++++ TEXT PASSAGE ++++

Poly(amidoamine)-modified mesoporous silica nanoparticles as a mucoadhesive drug delivery system for potential bladder cancer therapy.

Bladder cancer, with the highest recurrence rate in all malignancy, is a common urologic cancer that arises on the bladder mucosa. Currently, tumor resection followed by intravesical chemotherapy is the primary treatment of bladder cancer, which has limited effectiveness ascribe to short dwell-time of intravesical drugs in bladder. Therefore, there is a need to develop mucoadhesive and sustained drug delivery systems to increase drug residence time for intravesical chemotherapy. In this study, poly(amidoamine) (PAMAM) dendrimers were modified onto the surface of mesoporous silica nanoparticles (MSNPs) through a layer-by-layer grafting method. A series of PAMAM-modified MSNPs were prepared and compared for their mucoadhesive capabilities on pig bladder wall and controlled drug release properties. Results demonstrated an increase in the mucoadhesive capacity of PAMAM-modified MSNPs upon an increase in the number of PAMAM amino groups, and the maximum nanoparticle mucoadhesivity was observed after two-generation PAMAM were grafted on the surface of MSNPs. An antineoplastic, doxorubicin, was encapsulated in the mesopores of PAMAM-modified MSNPs, and the drug-loaded nanoparticles can provide a sustained drug release triggered by acidic pH. The present study demonstrates that the mucoadhesive and drug release properties of MSNPs can be controlled by the layer number of PAMAM dendrimers on the nanoparticle surface, holding significant potential for the development of mucoadhesive drug delivery systems for bladder cancer therapy.

++++ ENTRIES PROVIDED ++++

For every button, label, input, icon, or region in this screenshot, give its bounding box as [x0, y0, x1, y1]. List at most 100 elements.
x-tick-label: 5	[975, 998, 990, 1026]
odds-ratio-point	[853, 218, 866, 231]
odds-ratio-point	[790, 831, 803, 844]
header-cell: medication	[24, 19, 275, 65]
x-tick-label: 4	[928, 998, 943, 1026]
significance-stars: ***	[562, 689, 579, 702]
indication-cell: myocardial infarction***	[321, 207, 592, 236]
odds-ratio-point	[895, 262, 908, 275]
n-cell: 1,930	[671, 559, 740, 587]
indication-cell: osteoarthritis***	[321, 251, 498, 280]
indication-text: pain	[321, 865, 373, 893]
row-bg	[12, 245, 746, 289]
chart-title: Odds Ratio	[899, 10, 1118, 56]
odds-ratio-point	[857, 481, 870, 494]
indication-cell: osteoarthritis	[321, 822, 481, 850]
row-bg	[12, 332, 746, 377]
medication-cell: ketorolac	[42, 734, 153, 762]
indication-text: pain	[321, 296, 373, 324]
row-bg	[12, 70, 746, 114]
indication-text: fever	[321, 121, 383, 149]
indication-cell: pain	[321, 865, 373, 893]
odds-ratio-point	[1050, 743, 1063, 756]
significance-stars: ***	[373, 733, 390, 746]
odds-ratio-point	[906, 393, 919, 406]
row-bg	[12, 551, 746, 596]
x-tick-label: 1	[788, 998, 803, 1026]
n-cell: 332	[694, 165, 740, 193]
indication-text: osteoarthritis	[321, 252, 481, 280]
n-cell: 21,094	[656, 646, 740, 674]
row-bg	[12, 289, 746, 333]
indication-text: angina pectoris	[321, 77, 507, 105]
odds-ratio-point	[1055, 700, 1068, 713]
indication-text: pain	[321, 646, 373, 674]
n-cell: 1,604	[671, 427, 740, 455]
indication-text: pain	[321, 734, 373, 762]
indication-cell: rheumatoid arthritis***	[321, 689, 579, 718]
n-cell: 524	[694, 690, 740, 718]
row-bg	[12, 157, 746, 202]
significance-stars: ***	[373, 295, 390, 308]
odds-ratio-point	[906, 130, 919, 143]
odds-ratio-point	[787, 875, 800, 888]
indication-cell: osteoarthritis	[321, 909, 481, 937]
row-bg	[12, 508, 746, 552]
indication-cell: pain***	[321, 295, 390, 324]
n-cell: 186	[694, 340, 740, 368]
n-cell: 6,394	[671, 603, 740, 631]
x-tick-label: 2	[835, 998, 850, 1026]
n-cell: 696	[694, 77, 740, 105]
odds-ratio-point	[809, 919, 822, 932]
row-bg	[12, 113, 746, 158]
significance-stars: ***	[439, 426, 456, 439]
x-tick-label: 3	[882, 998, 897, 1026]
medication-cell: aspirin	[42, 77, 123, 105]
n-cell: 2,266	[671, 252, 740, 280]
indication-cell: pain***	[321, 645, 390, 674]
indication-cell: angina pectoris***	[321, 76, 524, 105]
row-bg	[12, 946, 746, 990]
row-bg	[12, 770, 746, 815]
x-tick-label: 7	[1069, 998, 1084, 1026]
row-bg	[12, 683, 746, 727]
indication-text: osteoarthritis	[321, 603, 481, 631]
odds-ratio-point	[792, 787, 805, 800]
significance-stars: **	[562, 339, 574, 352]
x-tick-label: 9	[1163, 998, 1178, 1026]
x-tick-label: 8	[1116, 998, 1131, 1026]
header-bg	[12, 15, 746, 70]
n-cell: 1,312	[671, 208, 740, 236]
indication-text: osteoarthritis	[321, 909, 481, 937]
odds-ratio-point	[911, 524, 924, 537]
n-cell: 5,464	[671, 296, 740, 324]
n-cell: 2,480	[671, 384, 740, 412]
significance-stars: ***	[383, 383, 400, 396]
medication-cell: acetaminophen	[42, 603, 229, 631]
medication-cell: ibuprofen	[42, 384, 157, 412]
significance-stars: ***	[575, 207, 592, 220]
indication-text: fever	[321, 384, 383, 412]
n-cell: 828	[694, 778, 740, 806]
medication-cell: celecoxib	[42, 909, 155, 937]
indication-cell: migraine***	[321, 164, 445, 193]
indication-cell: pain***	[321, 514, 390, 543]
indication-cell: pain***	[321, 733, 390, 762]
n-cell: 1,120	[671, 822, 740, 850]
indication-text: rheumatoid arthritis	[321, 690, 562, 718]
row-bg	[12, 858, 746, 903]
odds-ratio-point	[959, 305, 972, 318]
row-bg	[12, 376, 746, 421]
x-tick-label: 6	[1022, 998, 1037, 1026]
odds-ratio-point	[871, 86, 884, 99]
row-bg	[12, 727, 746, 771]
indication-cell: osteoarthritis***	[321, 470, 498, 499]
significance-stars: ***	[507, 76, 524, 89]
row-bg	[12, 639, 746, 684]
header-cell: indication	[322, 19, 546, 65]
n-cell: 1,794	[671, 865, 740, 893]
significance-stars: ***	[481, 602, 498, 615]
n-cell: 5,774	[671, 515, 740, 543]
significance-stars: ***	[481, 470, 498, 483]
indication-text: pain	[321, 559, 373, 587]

++++

__WHAT YOU SHOULD DO__
Output the full abstract on PAMAM-modified silica nanoparticles for bladder cancer therapy word for word. This material was taken from a separate source.

__OUTPUT FOR THIS TASK__
Poly(amidoamine)-modified mesoporous silica nanoparticles as a mucoadhesive drug delivery system for potential bladder cancer therapy.

Bladder cancer, with the highest recurrence rate in all malignancy, is a common urologic cancer that arises on the bladder mucosa. Currently, tumor resection followed by intravesical chemotherapy is the primary treatment of bladder cancer, which has limited effectiveness ascribe to short dwell-time of intravesical drugs in bladder. Therefore, there is a need to develop mucoadhesive and sustained drug delivery systems to increase drug residence time for intravesical chemotherapy. In this study, poly(amidoamine) (PAMAM) dendrimers were modified onto the surface of mesoporous silica nanoparticles (MSNPs) through a layer-by-layer grafting method. A series of PAMAM-modified MSNPs were prepared and compared for their mucoadhesive capabilities on pig bladder wall and controlled drug release properties. Results demonstrated an increase in the mucoadhesive capacity of PAMAM-modified MSNPs upon an increase in the number of PAMAM amino groups, and the maximum nanoparticle mucoadhesivity was observed after two-generation PAMAM were grafted on the surface of MSNPs. An antineoplastic, doxorubicin, was encapsulated in the mesopores of PAMAM-modified MSNPs, and the drug-loaded nanoparticles can provide a sustained drug release triggered by acidic pH. The present study demonstrates that the mucoadhesive and drug release properties of MSNPs can be controlled by the layer number of PAMAM dendrimers on the nanoparticle surface, holding significant potential for the development of mucoadhesive drug delivery systems for bladder cancer therapy.